Given exercise:
Answer these questions from the excerpt on skeleton conversion:
1. What two pieces of two-dimensional skeleton information does the projection error compare?
2. In the golf example, between which key points may a new connection line be added?
3. Which body parts are named as frequently used in soccer motions?

Excerpt:

In some embodiments, the conversion module 40 may be trained based on a symmetry error. For example, a two-dimensional skeleton for learning inputted to the conversion module 40 has a symmetrical structure (e.g. vertical symmetry, left and right symmetry), the conversion module 40 may be trained to reduce errors based on the degree of symmetry of the predicted three-dimensional skeleton. According to this embodiment, the conversion accuracy for the two-dimensional skeleton having a symmetrical structure may be further improved.

In some embodiments, the conversion module 40 may be trained based on a projection error. Here, the projection error may be calculated based on a difference between two-dimensional skeleton information generated from prediction information through a projection operation and two-dimensional skeleton information for learning inputted to the conversion module 40. According to this embodiment, the performance of the conversion module 40 may be further improved by further training the projection error.

In some embodiments, the conversion module 40 may be trained based on a combination of the above-described various embodiments.

Hereinafter, a method of further improving the conversion accuracy of skeleton information is described with reference to FIGS. 11 and 12.

First, a method of improving the conversion accuracy of skeleton information according to a first embodiment of the present disclosure is described with reference to FIG. 11.

As shown in FIG. 11, this embodiment relates to a method of improving the conversion accuracy of skeleton information by training a conversion module 46 using two-dimensional skeleton information 91 corrected using the motion features of a domain.

Specifically, a domain of a target object may be defined to be distinguished based on the motion features of the target object. In other words, objects that share common motion features may belong to the same domain. For example, a domain of a target object may be divided into soccer (i.e., an object related to soccer movements), golf, rehabilitation treatment, etc. As another embodiment, a domain of a target object may be divided into foot motions (i.e., an object related to foot motions), hand motions, etc. As still another embodiment, the domain of a target object may be defined in a more detailed form, such as a first motion related to golf, a second motion related to golf, etc.

In the above case, two-dimensional skeleton information 91 for learning may be corrected based on the motion features of the domain. In addition, the performance of the conversion module 46 may be improved by training the conversion module 46 using the corrected two-dimensional skeleton information 92. Here, the correcting of the two-dimensional skeleton information 91 may include, for example, adding a new connection line between key points that make up the skeleton, strengthening the connection line (e.g. amplifying the adjacency matrix value representing the connection line), etc., but the scope of the present disclosure is not limited thereto.

For example, the domain of a target object is assumed to be a golf as shown in the drawing. Then, since both hands are frequently used due to the nature of golf motions, a new connection line 93 may be added between key points corresponding to both hands in the two-dimensional skeleton information 91, or the connection line of key points corresponding to the hands may be strengthened. In addition, the conversion module 46 may be trained using the corrected two-dimensional skeleton information 92. In this case, since the conversion module 46 predicts three-dimensional skeleton information 94 by further focusing on body parts related to motions in the golf domain, the performance of the conversion module 46 (i.e., conversion accuracy of skeleton information) may be greatly improved.

As another embodiment, the domain of the target object is assumed to be soccer. Then, since the feet are frequently used due to the nature of soccer motions, correction may be performed by adding a new connection line between key points corresponding to both feet in the two-dimensional skeleton information or strengthening the connection line of key points corresponding to the foot area.

Stored data entries:

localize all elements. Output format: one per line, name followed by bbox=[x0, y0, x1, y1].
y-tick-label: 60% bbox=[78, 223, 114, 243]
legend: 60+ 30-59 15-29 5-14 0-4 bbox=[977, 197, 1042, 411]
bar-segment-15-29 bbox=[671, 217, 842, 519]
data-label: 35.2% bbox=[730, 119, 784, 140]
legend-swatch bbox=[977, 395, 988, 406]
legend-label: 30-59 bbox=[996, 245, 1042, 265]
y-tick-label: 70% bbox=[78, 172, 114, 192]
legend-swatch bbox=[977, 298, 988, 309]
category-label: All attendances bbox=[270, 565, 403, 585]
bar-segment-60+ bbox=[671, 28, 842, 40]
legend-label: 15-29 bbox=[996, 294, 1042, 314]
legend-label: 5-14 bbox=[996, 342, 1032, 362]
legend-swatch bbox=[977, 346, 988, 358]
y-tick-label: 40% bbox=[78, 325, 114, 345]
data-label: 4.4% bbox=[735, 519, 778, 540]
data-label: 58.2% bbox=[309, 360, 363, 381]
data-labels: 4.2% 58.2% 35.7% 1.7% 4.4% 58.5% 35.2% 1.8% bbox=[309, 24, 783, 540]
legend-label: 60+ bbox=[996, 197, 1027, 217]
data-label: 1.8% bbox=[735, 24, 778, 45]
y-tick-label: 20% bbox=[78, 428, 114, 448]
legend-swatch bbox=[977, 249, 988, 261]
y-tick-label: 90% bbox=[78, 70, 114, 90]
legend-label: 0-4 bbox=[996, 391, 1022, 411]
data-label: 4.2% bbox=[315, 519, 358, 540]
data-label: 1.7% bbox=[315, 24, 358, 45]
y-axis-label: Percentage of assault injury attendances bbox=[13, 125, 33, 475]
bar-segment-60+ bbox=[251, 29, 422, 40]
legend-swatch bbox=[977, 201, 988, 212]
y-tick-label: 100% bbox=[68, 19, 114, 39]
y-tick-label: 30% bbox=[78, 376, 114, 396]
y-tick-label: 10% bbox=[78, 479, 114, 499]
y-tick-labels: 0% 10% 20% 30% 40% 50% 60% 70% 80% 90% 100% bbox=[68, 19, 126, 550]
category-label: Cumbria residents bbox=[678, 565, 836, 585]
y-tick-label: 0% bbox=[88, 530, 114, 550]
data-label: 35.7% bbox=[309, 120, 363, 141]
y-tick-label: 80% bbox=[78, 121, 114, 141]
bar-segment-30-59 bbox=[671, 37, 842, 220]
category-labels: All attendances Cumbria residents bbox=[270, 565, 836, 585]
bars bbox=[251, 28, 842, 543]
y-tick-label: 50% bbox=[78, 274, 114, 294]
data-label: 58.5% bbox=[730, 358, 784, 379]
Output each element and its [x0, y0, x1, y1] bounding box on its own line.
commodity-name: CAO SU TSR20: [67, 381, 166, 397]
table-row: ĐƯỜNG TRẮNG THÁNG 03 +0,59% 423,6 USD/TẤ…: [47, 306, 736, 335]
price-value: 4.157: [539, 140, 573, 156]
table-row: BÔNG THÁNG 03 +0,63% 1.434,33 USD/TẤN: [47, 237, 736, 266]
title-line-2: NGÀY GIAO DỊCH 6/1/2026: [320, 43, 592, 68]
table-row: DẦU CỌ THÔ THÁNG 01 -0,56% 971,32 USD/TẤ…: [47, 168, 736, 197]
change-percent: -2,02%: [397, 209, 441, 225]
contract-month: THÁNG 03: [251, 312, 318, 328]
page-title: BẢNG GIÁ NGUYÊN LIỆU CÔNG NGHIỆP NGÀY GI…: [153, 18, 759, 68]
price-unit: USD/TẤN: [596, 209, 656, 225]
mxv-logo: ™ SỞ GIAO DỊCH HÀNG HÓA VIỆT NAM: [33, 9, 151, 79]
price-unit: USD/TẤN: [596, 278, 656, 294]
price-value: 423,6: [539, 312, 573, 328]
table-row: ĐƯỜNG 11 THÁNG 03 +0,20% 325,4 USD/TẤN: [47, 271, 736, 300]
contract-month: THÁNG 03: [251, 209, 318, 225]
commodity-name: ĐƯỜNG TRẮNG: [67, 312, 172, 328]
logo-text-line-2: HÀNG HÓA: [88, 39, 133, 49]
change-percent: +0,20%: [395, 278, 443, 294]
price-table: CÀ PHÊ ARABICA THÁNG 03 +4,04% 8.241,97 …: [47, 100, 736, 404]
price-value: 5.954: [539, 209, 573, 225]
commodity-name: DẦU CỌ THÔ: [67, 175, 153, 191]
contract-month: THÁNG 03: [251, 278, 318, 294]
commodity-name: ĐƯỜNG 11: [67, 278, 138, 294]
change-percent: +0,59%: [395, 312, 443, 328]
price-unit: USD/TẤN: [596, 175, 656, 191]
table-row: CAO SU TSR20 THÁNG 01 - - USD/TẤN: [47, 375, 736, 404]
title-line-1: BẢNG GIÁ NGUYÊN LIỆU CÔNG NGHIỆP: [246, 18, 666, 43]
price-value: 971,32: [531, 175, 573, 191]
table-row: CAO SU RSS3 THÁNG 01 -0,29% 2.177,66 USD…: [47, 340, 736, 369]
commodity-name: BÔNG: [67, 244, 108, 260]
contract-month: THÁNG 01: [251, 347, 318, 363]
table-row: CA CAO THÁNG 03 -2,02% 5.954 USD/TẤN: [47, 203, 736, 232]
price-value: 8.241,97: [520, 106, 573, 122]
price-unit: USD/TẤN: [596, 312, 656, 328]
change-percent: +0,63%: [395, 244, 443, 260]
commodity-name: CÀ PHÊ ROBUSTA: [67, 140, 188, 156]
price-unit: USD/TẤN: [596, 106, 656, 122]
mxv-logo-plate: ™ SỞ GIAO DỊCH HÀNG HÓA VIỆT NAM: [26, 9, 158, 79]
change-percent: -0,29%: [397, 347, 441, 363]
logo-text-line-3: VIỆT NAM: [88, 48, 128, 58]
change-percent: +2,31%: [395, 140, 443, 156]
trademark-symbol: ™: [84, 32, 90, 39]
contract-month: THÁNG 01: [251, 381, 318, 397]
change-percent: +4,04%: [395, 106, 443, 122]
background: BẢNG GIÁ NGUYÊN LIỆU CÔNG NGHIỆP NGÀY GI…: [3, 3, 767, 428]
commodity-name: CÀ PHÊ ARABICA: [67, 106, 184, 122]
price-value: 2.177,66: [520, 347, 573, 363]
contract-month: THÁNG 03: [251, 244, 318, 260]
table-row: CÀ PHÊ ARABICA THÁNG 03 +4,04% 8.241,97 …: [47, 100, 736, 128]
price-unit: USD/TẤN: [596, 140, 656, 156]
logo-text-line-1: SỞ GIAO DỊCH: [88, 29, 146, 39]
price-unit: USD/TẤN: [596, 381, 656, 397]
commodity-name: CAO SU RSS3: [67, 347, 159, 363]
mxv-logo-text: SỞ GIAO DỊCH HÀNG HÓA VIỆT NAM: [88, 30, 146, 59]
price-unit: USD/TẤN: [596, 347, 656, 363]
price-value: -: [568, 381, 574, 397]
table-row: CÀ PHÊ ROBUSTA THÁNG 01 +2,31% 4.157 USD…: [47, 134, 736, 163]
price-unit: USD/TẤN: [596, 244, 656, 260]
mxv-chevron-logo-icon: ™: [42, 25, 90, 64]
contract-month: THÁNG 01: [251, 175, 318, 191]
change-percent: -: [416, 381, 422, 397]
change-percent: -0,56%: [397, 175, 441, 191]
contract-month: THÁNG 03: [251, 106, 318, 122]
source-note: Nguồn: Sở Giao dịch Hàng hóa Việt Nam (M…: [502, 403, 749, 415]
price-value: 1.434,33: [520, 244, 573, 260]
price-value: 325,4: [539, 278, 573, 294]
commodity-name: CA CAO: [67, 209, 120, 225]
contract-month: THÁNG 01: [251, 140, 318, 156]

Reply to the exercise:
1. Two-dimensional skeleton information generated from prediction information through a projection operation, and two-dimensional skeleton information for learning inputted to the conversion module 40.
2. Between key points corresponding to both hands.
3. The feet.